Material for this task:
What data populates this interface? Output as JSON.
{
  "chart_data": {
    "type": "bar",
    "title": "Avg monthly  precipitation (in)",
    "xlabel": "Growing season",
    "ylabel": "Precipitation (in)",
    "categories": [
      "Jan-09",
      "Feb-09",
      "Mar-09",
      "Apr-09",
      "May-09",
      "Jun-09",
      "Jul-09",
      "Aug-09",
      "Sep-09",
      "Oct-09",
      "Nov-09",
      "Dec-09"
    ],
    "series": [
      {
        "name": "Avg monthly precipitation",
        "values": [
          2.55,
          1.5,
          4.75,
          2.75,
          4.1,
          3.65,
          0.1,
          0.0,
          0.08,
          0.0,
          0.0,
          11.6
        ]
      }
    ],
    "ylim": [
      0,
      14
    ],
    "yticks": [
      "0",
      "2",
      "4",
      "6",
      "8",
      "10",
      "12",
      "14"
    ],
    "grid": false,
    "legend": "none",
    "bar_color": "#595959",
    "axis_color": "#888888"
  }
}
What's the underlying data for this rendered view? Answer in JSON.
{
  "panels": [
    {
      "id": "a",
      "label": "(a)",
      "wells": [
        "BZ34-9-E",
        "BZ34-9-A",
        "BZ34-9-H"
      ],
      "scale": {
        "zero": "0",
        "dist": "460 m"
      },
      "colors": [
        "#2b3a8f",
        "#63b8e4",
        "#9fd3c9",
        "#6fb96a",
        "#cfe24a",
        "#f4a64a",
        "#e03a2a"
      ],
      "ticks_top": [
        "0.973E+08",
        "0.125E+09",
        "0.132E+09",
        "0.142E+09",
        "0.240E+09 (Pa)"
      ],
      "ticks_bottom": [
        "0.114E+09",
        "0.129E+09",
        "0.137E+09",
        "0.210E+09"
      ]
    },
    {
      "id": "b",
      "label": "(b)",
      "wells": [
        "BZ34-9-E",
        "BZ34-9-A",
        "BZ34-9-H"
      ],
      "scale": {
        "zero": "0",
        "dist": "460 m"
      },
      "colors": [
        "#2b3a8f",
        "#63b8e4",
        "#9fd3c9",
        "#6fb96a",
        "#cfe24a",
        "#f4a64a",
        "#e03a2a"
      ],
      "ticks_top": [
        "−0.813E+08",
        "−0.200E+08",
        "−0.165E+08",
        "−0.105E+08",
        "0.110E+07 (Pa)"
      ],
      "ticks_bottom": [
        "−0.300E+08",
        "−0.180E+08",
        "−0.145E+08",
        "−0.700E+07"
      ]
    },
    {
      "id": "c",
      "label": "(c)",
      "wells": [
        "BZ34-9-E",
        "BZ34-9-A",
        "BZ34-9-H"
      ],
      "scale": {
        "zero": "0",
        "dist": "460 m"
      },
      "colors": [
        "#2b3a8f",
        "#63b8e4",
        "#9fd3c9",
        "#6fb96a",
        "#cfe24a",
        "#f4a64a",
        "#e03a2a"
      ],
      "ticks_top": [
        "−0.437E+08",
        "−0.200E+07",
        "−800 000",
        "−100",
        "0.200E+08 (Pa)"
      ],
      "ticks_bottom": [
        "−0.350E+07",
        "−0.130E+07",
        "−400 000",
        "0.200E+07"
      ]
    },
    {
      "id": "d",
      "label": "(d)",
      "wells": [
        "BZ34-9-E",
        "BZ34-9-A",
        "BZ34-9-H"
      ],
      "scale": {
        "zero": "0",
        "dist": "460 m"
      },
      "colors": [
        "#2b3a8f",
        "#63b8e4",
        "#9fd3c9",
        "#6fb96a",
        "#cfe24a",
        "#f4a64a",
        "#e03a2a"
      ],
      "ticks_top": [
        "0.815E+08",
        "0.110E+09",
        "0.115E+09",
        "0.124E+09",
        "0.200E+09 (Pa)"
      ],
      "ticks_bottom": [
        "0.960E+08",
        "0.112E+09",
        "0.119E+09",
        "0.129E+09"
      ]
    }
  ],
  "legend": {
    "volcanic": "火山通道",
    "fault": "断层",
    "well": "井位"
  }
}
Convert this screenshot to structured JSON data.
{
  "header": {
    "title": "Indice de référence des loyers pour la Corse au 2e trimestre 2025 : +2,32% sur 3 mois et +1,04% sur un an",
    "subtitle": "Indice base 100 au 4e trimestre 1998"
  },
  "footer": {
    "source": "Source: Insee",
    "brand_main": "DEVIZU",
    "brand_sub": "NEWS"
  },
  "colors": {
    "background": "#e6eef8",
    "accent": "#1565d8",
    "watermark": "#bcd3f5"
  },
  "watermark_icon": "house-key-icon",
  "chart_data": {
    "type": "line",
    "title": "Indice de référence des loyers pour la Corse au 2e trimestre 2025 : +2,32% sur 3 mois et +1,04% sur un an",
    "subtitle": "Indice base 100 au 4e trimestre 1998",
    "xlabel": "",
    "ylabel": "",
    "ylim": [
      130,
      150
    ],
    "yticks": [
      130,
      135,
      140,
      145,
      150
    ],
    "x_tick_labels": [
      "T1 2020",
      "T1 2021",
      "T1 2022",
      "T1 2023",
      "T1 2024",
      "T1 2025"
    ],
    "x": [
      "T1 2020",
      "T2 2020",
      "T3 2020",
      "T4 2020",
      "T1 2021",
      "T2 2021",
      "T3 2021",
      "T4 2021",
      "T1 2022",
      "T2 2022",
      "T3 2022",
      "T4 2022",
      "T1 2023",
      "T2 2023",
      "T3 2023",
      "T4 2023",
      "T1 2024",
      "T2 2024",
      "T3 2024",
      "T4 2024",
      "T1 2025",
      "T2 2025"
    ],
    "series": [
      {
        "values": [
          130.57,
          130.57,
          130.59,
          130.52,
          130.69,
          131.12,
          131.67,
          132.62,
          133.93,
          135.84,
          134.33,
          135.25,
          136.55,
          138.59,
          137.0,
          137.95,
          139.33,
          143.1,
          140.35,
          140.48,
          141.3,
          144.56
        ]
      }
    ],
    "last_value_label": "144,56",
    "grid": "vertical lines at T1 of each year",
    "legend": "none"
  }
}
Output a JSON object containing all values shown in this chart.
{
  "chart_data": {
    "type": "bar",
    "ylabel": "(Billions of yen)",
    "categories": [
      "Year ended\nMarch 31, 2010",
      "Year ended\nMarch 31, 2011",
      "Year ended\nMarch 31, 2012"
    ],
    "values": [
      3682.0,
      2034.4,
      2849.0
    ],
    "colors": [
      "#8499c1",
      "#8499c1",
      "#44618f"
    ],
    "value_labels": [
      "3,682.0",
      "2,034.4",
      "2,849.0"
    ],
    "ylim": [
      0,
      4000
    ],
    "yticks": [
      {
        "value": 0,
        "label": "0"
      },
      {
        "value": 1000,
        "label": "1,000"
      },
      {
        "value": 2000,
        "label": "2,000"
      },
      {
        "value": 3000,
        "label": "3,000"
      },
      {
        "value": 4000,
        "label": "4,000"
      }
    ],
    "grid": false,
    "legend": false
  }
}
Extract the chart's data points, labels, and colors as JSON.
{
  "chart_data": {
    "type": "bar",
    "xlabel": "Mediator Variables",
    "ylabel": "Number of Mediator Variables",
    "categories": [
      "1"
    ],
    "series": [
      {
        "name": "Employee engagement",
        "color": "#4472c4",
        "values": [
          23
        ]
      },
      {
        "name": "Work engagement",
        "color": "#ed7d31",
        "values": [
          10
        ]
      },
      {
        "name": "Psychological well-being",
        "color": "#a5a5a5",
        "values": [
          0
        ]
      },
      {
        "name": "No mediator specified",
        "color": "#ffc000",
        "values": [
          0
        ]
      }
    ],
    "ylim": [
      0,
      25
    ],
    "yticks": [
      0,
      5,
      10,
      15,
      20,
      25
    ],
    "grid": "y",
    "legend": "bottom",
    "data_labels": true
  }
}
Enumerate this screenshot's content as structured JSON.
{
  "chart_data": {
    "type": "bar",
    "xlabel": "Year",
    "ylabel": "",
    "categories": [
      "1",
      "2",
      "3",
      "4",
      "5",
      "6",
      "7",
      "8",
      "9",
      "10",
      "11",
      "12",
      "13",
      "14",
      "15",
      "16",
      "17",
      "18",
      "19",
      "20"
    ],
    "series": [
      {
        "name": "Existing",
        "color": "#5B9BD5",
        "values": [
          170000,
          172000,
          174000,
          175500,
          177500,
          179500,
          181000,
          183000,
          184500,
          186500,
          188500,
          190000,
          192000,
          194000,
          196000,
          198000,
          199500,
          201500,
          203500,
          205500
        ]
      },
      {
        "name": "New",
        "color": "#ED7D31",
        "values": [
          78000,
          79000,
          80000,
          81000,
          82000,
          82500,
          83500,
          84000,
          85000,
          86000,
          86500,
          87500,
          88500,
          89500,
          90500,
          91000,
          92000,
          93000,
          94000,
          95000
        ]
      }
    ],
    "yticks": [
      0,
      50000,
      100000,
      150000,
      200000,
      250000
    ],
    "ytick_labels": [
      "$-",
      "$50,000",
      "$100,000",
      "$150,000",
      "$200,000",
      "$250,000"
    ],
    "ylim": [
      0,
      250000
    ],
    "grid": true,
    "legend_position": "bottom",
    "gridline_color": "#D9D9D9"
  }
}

Set task:
Lines of the listing that contain the word "trimestre" are to be counted; report only their number.

Solution to the exercise:
4